- Extracted text
Number of studies have reported prognostic factors to establish appropriate LT selection criteria and improve long-term outcomes of LT for NETLM (13-15,17,23-26). However, previous reports included either no case or only a few cases that were treated with newly developed molecular-targeted agents such as sunitinib and everolimus. They play a critical role in the treatment of advanced pNETs (7,8) and should be considered for refinement or expansion of the currently proposed criteria. Furthermore, immunosuppression after LT may increase the risk of disease recurrence. A randomized trial was conducted recently to investigate the clinical implication of sirolimus, an antineoplastic immunosuppression, in LT recipients with hepatocellular carcinoma. Although the study failed to meet its primary endpoint, it did show some survival benefit in a subset of low-risk patients (27). Everolimus is a derivative of sirolimus and they both belong to the same class of immunosuppressants by inhibition of the mammalian target of rapamycin. Properly designed studies are necessary to define the role of down-staging and bridging therapy prior to LT incorporating systemic chemotherapy using molecular-targeted agents, locoregional treatments, and peptide receptor radionuclide therapy, and optimal immunosuppression protocol after LT with antineoplastic immunosuppression.
Another clinical question is: What is an appropriate measurement outcome of treatment for NETLM? Given the indolent nature of low or intermediate grade pNETs, the best endpoint (overall survival, disease-free survival, relapse-free survival, progression-free survival, etc.) to compare the efficacy of each treatment option for patients with pNETLM has yet to be determined. The upcoming WHO 2017 classification of pNETs also needs to be taken into consideration (28).

- Your task
Pick up the passage on liver transplantation for neuroendocrine liver metastases after its last sentence and continue it in the same style.

- Supplied material
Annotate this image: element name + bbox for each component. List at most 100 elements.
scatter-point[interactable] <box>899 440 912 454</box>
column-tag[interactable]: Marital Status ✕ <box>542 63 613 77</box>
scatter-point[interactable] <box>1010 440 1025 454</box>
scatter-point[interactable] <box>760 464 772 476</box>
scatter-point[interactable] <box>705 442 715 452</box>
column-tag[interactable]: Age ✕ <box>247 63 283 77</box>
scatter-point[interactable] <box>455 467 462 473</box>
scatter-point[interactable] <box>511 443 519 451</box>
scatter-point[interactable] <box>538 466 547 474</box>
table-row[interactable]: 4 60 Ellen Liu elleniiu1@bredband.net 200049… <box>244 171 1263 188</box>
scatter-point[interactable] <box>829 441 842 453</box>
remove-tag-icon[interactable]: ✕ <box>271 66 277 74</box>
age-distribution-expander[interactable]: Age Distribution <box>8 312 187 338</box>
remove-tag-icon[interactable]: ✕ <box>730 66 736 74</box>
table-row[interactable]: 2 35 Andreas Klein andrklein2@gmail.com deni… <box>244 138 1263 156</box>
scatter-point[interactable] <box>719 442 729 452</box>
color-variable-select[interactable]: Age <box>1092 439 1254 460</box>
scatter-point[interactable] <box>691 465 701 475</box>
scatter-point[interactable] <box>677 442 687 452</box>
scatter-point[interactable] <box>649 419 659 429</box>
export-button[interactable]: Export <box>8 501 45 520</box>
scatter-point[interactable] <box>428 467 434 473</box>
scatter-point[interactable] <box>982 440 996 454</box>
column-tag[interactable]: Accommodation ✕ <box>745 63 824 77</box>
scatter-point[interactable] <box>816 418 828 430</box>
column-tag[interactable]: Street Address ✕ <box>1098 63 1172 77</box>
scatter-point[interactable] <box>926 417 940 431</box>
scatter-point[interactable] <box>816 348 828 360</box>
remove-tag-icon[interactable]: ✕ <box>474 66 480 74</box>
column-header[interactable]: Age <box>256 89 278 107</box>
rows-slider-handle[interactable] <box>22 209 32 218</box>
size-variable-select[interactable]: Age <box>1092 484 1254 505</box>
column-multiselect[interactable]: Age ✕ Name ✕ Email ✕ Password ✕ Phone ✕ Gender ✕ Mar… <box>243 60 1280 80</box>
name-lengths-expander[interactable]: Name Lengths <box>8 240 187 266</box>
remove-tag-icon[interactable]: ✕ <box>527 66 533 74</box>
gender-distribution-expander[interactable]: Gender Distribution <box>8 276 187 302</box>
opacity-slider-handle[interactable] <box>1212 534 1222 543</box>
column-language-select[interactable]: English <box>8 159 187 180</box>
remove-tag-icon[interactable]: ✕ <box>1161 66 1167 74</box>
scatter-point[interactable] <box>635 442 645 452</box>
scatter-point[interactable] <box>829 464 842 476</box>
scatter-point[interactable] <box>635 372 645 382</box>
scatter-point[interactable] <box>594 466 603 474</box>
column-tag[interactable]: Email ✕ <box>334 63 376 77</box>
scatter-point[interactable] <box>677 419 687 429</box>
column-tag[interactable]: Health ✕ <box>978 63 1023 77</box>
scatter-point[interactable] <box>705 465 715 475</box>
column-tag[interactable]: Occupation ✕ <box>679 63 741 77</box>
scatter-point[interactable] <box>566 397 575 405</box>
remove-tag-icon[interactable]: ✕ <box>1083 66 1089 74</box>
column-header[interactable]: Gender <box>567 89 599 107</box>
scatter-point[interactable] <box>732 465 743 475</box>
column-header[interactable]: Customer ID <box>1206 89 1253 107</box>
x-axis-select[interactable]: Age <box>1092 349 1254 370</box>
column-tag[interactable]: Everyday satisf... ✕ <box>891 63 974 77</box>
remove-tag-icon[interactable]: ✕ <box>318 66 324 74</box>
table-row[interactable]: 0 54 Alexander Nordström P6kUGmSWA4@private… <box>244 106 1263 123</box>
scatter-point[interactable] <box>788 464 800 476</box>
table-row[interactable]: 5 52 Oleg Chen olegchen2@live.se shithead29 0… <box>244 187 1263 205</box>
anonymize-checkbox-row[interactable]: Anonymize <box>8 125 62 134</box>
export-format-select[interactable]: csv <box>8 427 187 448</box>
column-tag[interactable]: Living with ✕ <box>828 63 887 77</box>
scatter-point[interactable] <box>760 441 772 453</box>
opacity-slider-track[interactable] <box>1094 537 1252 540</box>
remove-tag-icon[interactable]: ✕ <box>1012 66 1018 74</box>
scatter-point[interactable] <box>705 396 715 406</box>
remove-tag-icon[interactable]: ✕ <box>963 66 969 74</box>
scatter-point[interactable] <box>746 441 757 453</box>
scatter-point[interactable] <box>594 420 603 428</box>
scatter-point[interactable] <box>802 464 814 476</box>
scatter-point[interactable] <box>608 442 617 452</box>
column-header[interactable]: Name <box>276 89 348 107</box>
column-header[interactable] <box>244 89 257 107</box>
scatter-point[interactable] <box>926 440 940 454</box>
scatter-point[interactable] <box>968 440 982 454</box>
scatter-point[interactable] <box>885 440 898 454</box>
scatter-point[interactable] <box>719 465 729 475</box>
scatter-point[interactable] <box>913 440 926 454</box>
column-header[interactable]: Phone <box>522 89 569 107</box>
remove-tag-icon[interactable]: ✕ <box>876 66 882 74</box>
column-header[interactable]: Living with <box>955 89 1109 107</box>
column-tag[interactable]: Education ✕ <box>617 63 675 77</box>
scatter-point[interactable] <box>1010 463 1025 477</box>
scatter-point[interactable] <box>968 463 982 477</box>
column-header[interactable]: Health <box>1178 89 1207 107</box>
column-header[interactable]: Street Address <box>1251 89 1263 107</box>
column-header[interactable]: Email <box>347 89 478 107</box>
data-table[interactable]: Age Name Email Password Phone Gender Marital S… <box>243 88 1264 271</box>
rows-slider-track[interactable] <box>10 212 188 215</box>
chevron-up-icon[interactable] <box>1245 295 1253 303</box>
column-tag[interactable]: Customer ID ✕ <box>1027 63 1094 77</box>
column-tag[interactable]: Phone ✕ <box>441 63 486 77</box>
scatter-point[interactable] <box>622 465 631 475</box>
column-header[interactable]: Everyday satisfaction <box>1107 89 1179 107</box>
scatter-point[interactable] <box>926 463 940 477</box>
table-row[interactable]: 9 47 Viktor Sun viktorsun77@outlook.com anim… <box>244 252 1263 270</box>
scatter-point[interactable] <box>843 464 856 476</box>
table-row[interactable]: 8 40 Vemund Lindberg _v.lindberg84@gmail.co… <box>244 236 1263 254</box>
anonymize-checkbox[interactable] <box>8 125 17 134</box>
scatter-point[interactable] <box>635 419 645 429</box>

- Answer to the exercise
Lastly, the definition of “unresectable” remains ambiguous. The indication of the conventional technique of two-staged liver resection with portal vein embolization or the rapidly spreading new technique of associating liver partition and portal vein ligation for staged hepatectomy to expand the resectability of wide-spread metastatic liver tumors has been controversial. In an era of transplant oncology, LT should be the last resort for patients who are considered unresectable and otherwise untreatable after an exhaustive multidisciplinary team discussion with all aggressive surgical and medical options on board (29).
Although its long-term outcomes have been promising under several proposed criteria, the role of LT for unresectable pNETLM as a curative or palliative treatment remains unclear. The development of molecular-targeted agents has changed the landscape of treatment for pNETs. Moreover, the dispute over the definition of “unresectable” LM has yet to be settled. Ultimately, a well-designed randomized control study is required to elucidate the clinical impact of LT for pNETLM.
Conflicts of Interest: The authors have no conflicts of interest to declare.